» Short task: Records follow. Pull out every line that contains "efficient".

» Supplied information:
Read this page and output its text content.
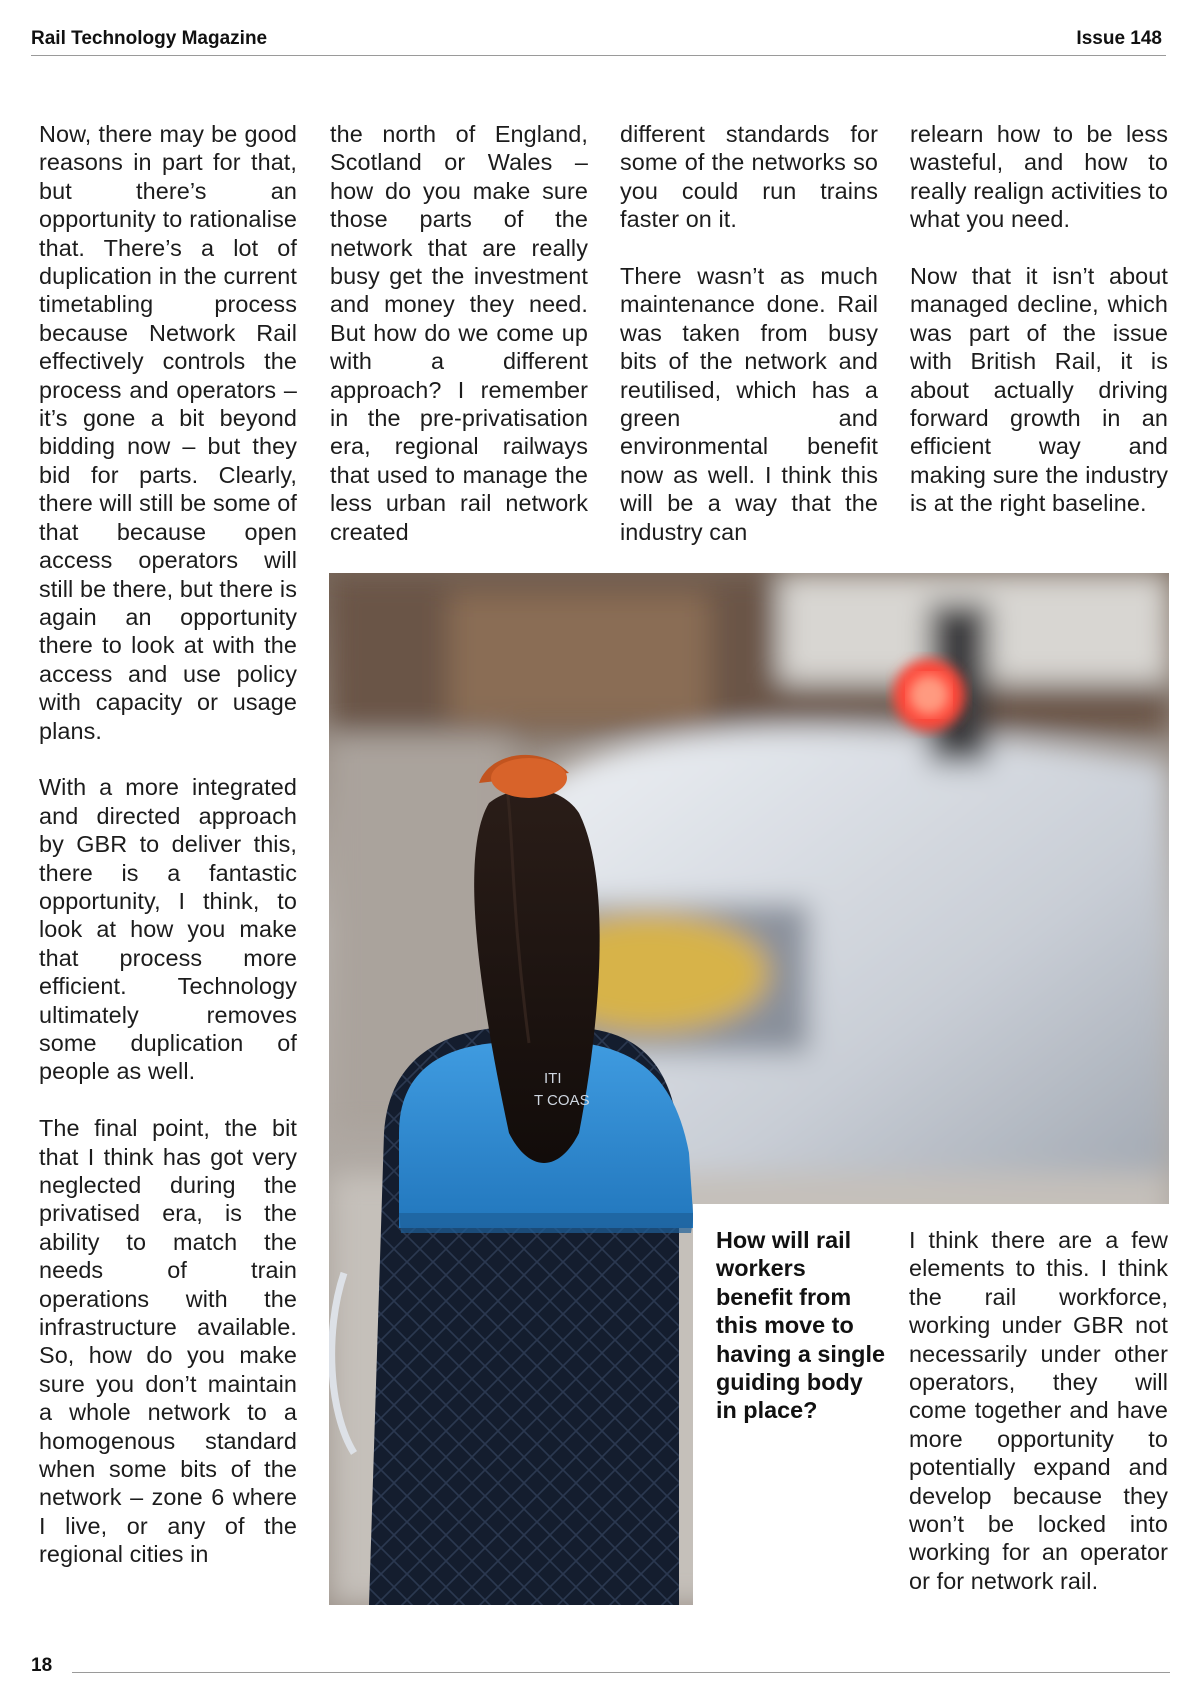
Rail Technology Magazine	Issue 148

Now, there may be good reasons in part for that, but there’s an opportunity to rationalise that. There’s a lot of duplication in the current timetabling process because Network Rail effectively controls the process and operators – it’s gone a bit beyond bidding now – but they bid for parts. Clearly, there will still be some of that because open access operators will still be there, but there is again an opportunity there to look at with the access and use policy with capacity or usage plans.

With a more integrated and directed approach by GBR to deliver this, there is a fantastic opportunity, I think, to look at how you make that process more efficient. Technology ultimately removes some duplication of people as well.

The final point, the bit that I think has got very neglected during the privatised era, is the ability to match the needs of train operations with the infrastructure available. So, how do you make sure you don’t maintain a whole network to a homogenous standard when some bits of the network – zone 6 where I live, or any of the regional cities in

the north of England, Scotland or Wales – how do you make sure those parts of the network that are really busy get the investment and money they need. But how do we come up with a different approach? I remember in the pre-privatisation era, regional railways that used to manage the less urban rail network created

different standards for some of the networks so you could run trains faster on it.

There wasn’t as much maintenance done. Rail was taken from busy bits of the network and reutilised, which has a green and environmental benefit now as well. I think this will be a way that the industry can

relearn how to be less wasteful, and how to really realign activities to what you need.

Now that it isn’t about managed decline, which was part of the issue with British Rail, it is about actually driving forward growth in an efficient way and making sure the industry is at the right baseline.

ITI
T COAS
How will rail workers benefit from this move to having a single guiding body in place?

I think there are a few elements to this. I think the rail workforce, working under GBR not necessarily under other operators, they will come together and have more opportunity to potentially expand and develop because they won’t be locked into working for an operator or for network rail.

18
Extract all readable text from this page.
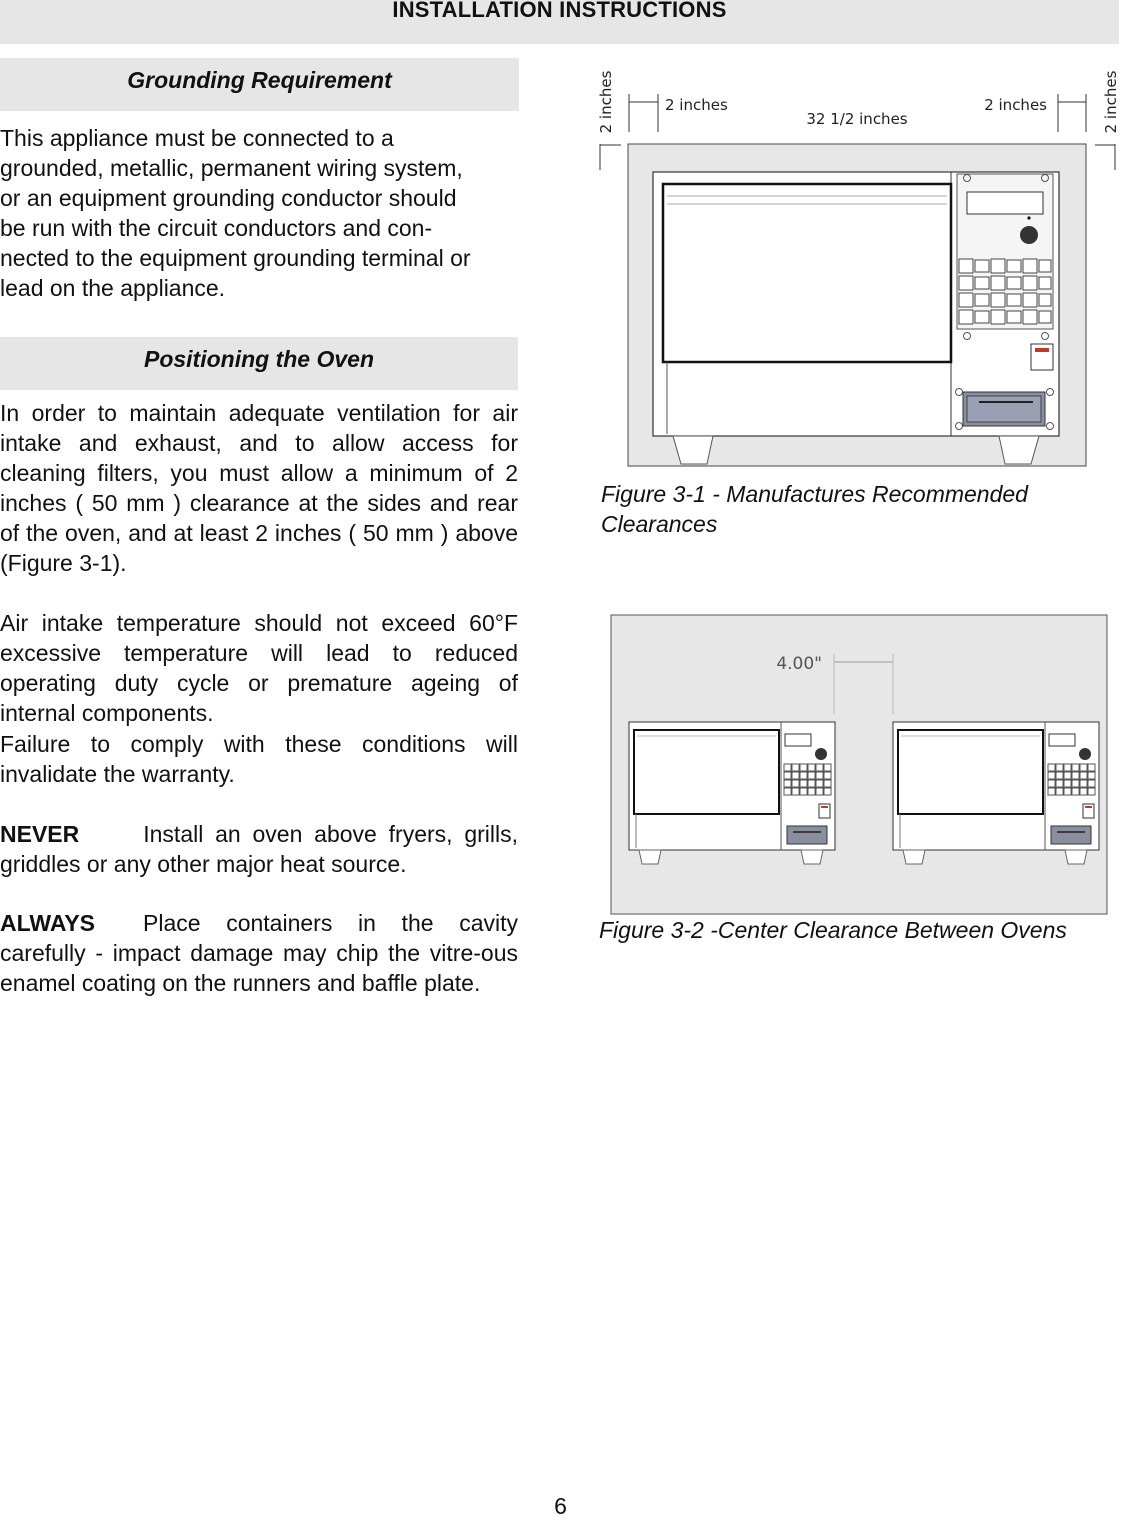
INSTALLATION INSTRUCTIONS
Grounding Requirement
This appliance must be connected to a
grounded, metallic, permanent wiring system,
or an equipment grounding conductor should
be run with the circuit conductors and con-
nected to the equipment grounding terminal or
lead on the appliance.
Positioning the Oven

In order to maintain adequate ventilation for air intake and exhaust, and to allow access for cleaning filters, you must allow a minimum of 2 inches ( 50 mm ) clearance at the sides and rear of the oven, and at least 2 inches ( 50 mm ) above (Figure 3-1).

Air intake temperature should not exceed 60°F excessive temperature will lead to reduced operating duty cycle or premature ageing of internal components.

Failure to comply with these conditions will invalidate the warranty.

NEVER	Install an oven above fryers, grills, griddles or any other major heat source.

ALWAYS Place containers in the cavity carefully - impact damage may chip the vitre-ous enamel coating on the runners and baffle plate.

2 inches	2 inches
32 1/2 inches
2 inches	2 inches
Figure 3-1 - Manufactures Recommended
Clearances
4.00"
Figure 3-2 -Center Clearance Between Ovens
6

» Written reply:
With a more integrated and directed approach by GBR to deliver this, there is a fantastic opportunity, I think, to look at how you make that process more efficient. Technology ultimately removes some duplication of people as well.
Now that it isn’t about managed decline, which was part of the issue with British Rail, it is about actually driving forward growth in an efficient way and making sure the industry is at the right baseline.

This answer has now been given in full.